Excerpt from a dataset
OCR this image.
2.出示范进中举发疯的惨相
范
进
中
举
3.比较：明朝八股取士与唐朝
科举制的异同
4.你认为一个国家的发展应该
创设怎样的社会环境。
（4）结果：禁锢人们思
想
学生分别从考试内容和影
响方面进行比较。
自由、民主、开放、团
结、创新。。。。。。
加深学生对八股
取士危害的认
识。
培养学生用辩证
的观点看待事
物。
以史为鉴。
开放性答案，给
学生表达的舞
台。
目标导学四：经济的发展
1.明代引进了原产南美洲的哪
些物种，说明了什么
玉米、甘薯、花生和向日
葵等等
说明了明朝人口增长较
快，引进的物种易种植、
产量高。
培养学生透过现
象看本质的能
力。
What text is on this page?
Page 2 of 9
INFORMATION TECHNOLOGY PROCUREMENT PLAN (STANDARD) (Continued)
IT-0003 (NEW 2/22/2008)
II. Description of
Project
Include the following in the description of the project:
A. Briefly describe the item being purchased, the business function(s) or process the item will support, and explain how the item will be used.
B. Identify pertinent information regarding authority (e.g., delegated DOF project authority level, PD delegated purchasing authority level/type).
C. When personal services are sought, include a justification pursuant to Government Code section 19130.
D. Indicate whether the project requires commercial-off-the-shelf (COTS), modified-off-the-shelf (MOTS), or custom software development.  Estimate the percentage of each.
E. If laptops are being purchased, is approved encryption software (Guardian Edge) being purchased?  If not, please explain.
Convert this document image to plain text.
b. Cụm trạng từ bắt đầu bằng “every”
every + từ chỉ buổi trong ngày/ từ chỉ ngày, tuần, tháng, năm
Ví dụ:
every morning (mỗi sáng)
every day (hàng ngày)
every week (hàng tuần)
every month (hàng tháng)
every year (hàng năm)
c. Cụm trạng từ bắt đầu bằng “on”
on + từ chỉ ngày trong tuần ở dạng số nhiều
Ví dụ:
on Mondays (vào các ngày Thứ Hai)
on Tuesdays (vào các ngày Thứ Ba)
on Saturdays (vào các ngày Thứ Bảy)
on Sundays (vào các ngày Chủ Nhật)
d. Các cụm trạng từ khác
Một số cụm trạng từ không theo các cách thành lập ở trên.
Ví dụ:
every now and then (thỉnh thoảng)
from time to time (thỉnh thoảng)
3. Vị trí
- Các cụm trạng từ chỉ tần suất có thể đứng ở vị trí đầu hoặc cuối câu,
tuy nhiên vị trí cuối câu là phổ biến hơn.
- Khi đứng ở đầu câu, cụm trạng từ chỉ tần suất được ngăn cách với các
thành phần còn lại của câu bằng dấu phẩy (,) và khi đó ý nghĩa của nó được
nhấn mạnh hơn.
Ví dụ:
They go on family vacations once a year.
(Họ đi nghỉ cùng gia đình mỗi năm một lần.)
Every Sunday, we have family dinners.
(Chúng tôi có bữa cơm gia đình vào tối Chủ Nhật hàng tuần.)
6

■ SET EXERCISE: Reproduce the material verbatim, line by line.

■ WRITTEN REPLY:
OCR this image.
2.出示范进中举发疯的惨相
范
进
中
举
3.比较：明朝八股取士与唐朝
科举制的异同
4.你认为一个国家的发展应该
创设怎样的社会环境。
（4）结果：禁锢人们思
想
学生分别从考试内容和影
响方面进行比较。
自由、民主、开放、团
结、创新。。。。。。
加深学生对八股
取士危害的认
识。
培养学生用辩证
的观点看待事
物。
以史为鉴。
开放性答案，给
学生表达的舞
台。
目标导学四：经济的发展
1.明代引进了原产南美洲的哪
些物种，说明了什么
玉米、甘薯、花生和向日
葵等等
说明了明朝人口增长较
快，引进的物种易种植、
产量高。
培养学生透过现
象看本质的能
力。
What text is on this page?
Page 2 of 9
INFORMATION TECHNOLOGY PROCUREMENT PLAN (STANDARD) (Continued)
IT-0003 (NEW 2/22/2008)
II. Description of
Project
Include the following in the description of the project:
A. Briefly describe the item being purchased, the business function(s) or process the item will support, and explain how the item will be used.
B. Identify pertinent information regarding authority (e.g., delegated DOF project authority level, PD delegated purchasing authority level/type).
C. When personal services are sought, include a justification pursuant to Government Code section 19130.
D. Indicate whether the project requires commercial-off-the-shelf (COTS), modified-off-the-shelf (MOTS), or custom software development.  Estimate the percentage of each.
E. If laptops are being purchased, is approved encryption software (Guardian Edge) being purchased?  If not, please explain.
Convert this document image to plain text.
b. Cụm trạng từ bắt đầu bằng “every”
every + từ chỉ buổi trong ngày/ từ chỉ ngày, tuần, tháng, năm
Ví dụ:
every morning (mỗi sáng)
every day (hàng ngày)
every week (hàng tuần)
every month (hàng tháng)
every year (hàng năm)
c. Cụm trạng từ bắt đầu bằng “on”
on + từ chỉ ngày trong tuần ở dạng số nhiều
Ví dụ:
on Mondays (vào các ngày Thứ Hai)
on Tuesdays (vào các ngày Thứ Ba)
on Saturdays (vào các ngày Thứ Bảy)
on Sundays (vào các ngày Chủ Nhật)
d. Các cụm trạng từ khác
Một số cụm trạng từ không theo các cách thành lập ở trên.
Ví dụ:
every now and then (thỉnh thoảng)
from time to time (thỉnh thoảng)
3. Vị trí
- Các cụm trạng từ chỉ tần suất có thể đứng ở vị trí đầu hoặc cuối câu,
tuy nhiên vị trí cuối câu là phổ biến hơn.
- Khi đứng ở đầu câu, cụm trạng từ chỉ tần suất được ngăn cách với các
thành phần còn lại của câu bằng dấu phẩy (,) và khi đó ý nghĩa của nó được
nhấn mạnh hơn.
Ví dụ:
They go on family vacations once a year.
(Họ đi nghỉ cùng gia đình mỗi năm một lần.)
Every Sunday, we have family dinners.
(Chúng tôi có bữa cơm gia đình vào tối Chủ Nhật hàng tuần.)
6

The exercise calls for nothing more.